Copy the records below exactly as they are written.
— START OF MATERIAL SUPPLIED —
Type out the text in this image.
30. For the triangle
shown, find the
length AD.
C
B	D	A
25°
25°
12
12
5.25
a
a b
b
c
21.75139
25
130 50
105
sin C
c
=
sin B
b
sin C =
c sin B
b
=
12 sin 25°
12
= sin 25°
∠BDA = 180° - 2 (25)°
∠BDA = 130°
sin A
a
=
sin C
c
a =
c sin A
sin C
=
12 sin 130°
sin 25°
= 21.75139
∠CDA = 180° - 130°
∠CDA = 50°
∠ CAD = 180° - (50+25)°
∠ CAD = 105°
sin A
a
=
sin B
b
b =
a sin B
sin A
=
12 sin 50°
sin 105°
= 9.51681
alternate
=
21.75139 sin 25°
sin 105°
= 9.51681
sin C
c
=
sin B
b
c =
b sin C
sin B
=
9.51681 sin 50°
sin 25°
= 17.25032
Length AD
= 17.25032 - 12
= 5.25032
— END OF MATERIAL SUPPLIED —
◆ **TASK ANSWER**
Type out the text in this image.
30. For the triangle
shown, find the
length AD.
C
B	D	A
25°
25°
12
12
5.25
a
a b
b
c
21.75139
25
130 50
105
sin C
c
=
sin B
b
sin C =
c sin B
b
=
12 sin 25°
12
= sin 25°
∠BDA = 180° - 2 (25)°
∠BDA = 130°
sin A
a
=
sin C
c
a =
c sin A
sin C
=
12 sin 130°
sin 25°
= 21.75139
∠CDA = 180° - 130°
∠CDA = 50°
∠ CAD = 180° - (50+25)°
∠ CAD = 105°
sin A
a
=
sin B
b
b =
a sin B
sin A
=
12 sin 50°
sin 105°
= 9.51681
alternate
=
21.75139 sin 25°
sin 105°
= 9.51681
sin C
c
=
sin B
b
c =
b sin C
sin B
=
9.51681 sin 50°
sin 25°
= 17.25032
Length AD
= 17.25032 - 12
= 5.25032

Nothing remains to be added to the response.